> _TASK OBJECTIVE_: Identify and pull out each line of the entries in which "this" occurs.

+++++

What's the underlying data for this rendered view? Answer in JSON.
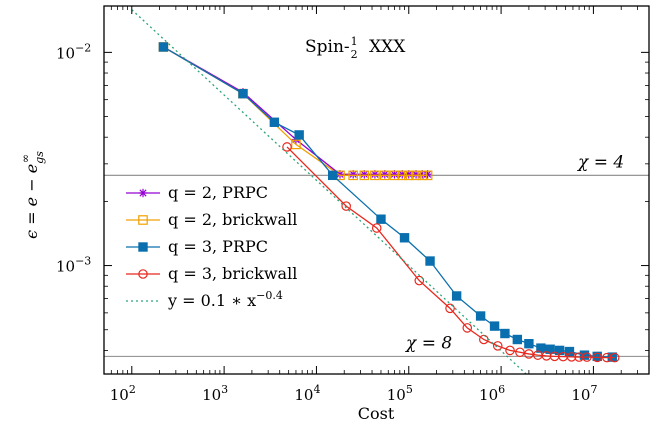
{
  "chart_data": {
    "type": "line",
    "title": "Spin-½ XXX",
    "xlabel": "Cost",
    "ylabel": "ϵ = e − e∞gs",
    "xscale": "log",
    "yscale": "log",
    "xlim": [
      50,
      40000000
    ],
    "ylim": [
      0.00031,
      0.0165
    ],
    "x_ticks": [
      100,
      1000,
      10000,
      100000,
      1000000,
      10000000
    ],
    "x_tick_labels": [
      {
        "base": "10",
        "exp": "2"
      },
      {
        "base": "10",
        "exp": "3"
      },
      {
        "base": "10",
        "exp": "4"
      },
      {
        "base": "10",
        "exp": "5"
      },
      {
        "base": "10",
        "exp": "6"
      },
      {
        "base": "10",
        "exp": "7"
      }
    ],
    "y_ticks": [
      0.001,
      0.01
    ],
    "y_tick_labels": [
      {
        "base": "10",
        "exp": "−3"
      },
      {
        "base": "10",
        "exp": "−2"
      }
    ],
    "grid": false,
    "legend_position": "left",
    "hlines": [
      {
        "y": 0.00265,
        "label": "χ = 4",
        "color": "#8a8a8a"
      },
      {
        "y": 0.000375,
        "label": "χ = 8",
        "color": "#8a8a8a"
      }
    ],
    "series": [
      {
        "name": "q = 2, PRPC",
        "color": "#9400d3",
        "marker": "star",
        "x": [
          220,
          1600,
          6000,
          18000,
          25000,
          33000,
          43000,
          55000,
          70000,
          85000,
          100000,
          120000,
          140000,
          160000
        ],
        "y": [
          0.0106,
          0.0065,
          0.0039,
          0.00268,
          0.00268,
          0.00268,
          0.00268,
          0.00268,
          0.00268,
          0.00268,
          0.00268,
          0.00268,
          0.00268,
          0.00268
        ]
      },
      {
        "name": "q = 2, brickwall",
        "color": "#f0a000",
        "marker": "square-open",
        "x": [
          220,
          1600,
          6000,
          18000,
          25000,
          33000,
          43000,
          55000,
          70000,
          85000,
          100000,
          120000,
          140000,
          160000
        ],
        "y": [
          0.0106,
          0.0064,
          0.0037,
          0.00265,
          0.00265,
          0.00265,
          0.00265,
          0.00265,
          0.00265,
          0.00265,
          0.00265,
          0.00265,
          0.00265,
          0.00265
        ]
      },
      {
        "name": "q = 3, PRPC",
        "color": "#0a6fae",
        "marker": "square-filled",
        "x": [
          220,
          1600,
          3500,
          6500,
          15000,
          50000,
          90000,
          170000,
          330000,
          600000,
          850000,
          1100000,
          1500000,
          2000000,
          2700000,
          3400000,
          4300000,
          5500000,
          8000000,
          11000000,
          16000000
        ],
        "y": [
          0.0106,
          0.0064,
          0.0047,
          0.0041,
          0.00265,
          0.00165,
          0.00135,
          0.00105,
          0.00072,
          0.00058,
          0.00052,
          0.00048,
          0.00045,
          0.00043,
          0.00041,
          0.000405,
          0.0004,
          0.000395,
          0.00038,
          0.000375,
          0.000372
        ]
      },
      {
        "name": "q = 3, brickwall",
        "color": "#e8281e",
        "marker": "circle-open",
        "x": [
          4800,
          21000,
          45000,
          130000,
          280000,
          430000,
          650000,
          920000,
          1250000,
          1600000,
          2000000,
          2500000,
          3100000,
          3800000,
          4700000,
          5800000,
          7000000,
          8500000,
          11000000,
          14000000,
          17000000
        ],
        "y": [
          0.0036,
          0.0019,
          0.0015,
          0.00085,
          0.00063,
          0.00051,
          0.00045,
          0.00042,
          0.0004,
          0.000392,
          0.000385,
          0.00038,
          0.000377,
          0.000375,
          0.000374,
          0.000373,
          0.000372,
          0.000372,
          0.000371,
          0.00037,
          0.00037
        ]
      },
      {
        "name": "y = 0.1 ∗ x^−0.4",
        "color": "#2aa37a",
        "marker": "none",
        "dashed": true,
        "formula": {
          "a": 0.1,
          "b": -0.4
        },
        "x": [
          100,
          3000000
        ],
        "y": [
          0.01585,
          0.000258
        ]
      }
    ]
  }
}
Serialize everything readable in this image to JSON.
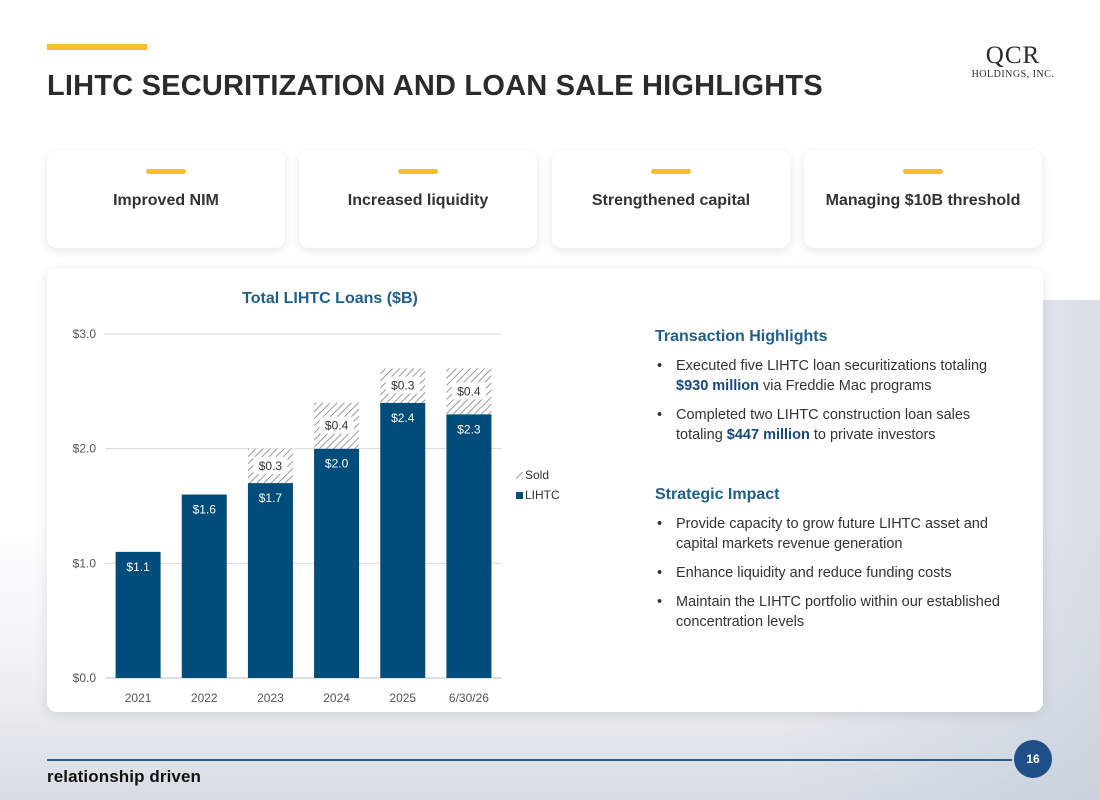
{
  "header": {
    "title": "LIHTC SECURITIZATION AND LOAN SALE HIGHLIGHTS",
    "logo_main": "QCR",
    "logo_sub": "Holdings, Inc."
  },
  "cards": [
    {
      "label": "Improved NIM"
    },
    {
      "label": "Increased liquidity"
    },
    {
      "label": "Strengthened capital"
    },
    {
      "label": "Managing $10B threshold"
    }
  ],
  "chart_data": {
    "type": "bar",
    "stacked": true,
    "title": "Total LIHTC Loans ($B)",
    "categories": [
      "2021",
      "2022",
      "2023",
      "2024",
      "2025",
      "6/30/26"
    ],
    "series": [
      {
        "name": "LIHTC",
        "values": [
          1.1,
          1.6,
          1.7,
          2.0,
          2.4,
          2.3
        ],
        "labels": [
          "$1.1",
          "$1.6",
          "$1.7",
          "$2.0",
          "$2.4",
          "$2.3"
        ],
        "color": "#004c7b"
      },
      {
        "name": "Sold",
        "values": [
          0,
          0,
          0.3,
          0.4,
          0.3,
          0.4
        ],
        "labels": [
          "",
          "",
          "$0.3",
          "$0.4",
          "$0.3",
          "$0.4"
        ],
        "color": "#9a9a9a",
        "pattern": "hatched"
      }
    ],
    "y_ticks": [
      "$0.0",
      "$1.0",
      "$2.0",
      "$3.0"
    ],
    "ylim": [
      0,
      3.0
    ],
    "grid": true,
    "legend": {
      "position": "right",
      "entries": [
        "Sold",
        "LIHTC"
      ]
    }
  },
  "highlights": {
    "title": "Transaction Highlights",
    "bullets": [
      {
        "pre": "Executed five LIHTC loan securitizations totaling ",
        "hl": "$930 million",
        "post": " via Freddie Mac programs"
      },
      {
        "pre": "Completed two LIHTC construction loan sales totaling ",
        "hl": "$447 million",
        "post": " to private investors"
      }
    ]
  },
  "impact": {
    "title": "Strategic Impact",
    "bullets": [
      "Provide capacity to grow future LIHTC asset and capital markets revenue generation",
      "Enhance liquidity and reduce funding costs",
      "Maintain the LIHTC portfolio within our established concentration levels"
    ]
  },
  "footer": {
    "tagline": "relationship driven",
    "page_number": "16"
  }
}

+++++

> _THE RESPONSE_:
What's the underlying data for this rendered view? Answer in JSON.
Serialize everything readable in this image to JSON.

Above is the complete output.